begin GIVEN DATA

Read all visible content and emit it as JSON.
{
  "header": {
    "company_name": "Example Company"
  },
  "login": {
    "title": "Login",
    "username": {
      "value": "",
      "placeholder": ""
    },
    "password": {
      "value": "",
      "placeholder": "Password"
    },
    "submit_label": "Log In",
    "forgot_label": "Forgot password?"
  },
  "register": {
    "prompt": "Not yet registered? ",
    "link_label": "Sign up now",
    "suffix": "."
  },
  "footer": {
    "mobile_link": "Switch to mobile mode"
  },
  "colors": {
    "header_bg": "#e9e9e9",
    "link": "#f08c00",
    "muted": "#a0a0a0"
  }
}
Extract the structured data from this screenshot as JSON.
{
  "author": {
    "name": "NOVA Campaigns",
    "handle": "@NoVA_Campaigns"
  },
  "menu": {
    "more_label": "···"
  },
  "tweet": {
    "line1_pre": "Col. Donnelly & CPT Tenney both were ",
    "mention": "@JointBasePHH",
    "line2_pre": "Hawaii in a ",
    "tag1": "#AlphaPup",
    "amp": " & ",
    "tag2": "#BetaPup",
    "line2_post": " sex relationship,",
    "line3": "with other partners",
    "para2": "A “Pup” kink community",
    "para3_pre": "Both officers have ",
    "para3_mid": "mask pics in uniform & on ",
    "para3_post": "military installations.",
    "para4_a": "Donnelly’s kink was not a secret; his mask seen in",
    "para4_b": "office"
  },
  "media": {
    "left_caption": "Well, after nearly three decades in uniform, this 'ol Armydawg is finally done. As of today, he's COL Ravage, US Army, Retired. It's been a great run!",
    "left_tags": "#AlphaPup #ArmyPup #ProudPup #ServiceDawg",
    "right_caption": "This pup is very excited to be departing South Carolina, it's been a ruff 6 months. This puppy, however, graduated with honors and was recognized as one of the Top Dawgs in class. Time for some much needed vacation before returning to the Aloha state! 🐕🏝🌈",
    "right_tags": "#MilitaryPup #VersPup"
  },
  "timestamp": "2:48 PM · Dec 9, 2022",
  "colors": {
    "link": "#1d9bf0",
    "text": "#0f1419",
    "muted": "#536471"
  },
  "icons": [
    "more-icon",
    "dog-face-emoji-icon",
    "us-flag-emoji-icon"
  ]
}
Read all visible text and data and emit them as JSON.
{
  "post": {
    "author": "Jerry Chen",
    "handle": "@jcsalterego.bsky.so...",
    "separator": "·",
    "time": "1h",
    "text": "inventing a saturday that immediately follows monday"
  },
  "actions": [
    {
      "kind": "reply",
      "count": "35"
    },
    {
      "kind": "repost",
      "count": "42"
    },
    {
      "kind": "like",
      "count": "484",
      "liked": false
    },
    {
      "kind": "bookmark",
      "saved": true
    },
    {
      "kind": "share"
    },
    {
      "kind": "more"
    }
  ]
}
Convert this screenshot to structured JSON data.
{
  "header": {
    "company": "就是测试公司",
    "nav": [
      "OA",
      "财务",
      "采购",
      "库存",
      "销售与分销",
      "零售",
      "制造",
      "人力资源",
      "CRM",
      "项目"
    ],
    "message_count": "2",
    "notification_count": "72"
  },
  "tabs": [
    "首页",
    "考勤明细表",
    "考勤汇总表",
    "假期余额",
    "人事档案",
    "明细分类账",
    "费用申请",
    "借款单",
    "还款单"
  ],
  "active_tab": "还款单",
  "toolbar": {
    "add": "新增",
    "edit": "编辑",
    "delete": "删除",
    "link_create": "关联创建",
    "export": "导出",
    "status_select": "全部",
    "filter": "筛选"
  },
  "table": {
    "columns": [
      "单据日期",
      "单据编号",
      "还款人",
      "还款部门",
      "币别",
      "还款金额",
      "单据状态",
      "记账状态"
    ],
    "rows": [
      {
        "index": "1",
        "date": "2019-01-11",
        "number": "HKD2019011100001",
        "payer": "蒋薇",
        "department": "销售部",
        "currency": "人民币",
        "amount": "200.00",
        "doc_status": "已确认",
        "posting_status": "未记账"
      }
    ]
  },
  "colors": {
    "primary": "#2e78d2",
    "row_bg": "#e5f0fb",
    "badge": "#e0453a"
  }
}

end GIVEN DATA

## [PROBLEM STATEMENT]
Set out the complete listing exactly as shown.

## [ANSWER TO THIS EXERCISE]
Read all visible content and emit it as JSON.
{
  "header": {
    "company_name": "Example Company"
  },
  "login": {
    "title": "Login",
    "username": {
      "value": "",
      "placeholder": ""
    },
    "password": {
      "value": "",
      "placeholder": "Password"
    },
    "submit_label": "Log In",
    "forgot_label": "Forgot password?"
  },
  "register": {
    "prompt": "Not yet registered? ",
    "link_label": "Sign up now",
    "suffix": "."
  },
  "footer": {
    "mobile_link": "Switch to mobile mode"
  },
  "colors": {
    "header_bg": "#e9e9e9",
    "link": "#f08c00",
    "muted": "#a0a0a0"
  }
}
Extract the structured data from this screenshot as JSON.
{
  "author": {
    "name": "NOVA Campaigns",
    "handle": "@NoVA_Campaigns"
  },
  "menu": {
    "more_label": "···"
  },
  "tweet": {
    "line1_pre": "Col. Donnelly & CPT Tenney both were ",
    "mention": "@JointBasePHH",
    "line2_pre": "Hawaii in a ",
    "tag1": "#AlphaPup",
    "amp": " & ",
    "tag2": "#BetaPup",
    "line2_post": " sex relationship,",
    "line3": "with other partners",
    "para2": "A “Pup” kink community",
    "para3_pre": "Both officers have ",
    "para3_mid": "mask pics in uniform & on ",
    "para3_post": "military installations.",
    "para4_a": "Donnelly’s kink was not a secret; his mask seen in",
    "para4_b": "office"
  },
  "media": {
    "left_caption": "Well, after nearly three decades in uniform, this 'ol Armydawg is finally done. As of today, he's COL Ravage, US Army, Retired. It's been a great run!",
    "left_tags": "#AlphaPup #ArmyPup #ProudPup #ServiceDawg",
    "right_caption": "This pup is very excited to be departing South Carolina, it's been a ruff 6 months. This puppy, however, graduated with honors and was recognized as one of the Top Dawgs in class. Time for some much needed vacation before returning to the Aloha state! 🐕🏝🌈",
    "right_tags": "#MilitaryPup #VersPup"
  },
  "timestamp": "2:48 PM · Dec 9, 2022",
  "colors": {
    "link": "#1d9bf0",
    "text": "#0f1419",
    "muted": "#536471"
  },
  "icons": [
    "more-icon",
    "dog-face-emoji-icon",
    "us-flag-emoji-icon"
  ]
}
Read all visible text and data and emit them as JSON.
{
  "post": {
    "author": "Jerry Chen",
    "handle": "@jcsalterego.bsky.so...",
    "separator": "·",
    "time": "1h",
    "text": "inventing a saturday that immediately follows monday"
  },
  "actions": [
    {
      "kind": "reply",
      "count": "35"
    },
    {
      "kind": "repost",
      "count": "42"
    },
    {
      "kind": "like",
      "count": "484",
      "liked": false
    },
    {
      "kind": "bookmark",
      "saved": true
    },
    {
      "kind": "share"
    },
    {
      "kind": "more"
    }
  ]
}
Convert this screenshot to structured JSON data.
{
  "header": {
    "company": "就是测试公司",
    "nav": [
      "OA",
      "财务",
      "采购",
      "库存",
      "销售与分销",
      "零售",
      "制造",
      "人力资源",
      "CRM",
      "项目"
    ],
    "message_count": "2",
    "notification_count": "72"
  },
  "tabs": [
    "首页",
    "考勤明细表",
    "考勤汇总表",
    "假期余额",
    "人事档案",
    "明细分类账",
    "费用申请",
    "借款单",
    "还款单"
  ],
  "active_tab": "还款单",
  "toolbar": {
    "add": "新增",
    "edit": "编辑",
    "delete": "删除",
    "link_create": "关联创建",
    "export": "导出",
    "status_select": "全部",
    "filter": "筛选"
  },
  "table": {
    "columns": [
      "单据日期",
      "单据编号",
      "还款人",
      "还款部门",
      "币别",
      "还款金额",
      "单据状态",
      "记账状态"
    ],
    "rows": [
      {
        "index": "1",
        "date": "2019-01-11",
        "number": "HKD2019011100001",
        "payer": "蒋薇",
        "department": "销售部",
        "currency": "人民币",
        "amount": "200.00",
        "doc_status": "已确认",
        "posting_status": "未记账"
      }
    ]
  },
  "colors": {
    "primary": "#2e78d2",
    "row_bg": "#e5f0fb",
    "badge": "#e0453a"
  }
}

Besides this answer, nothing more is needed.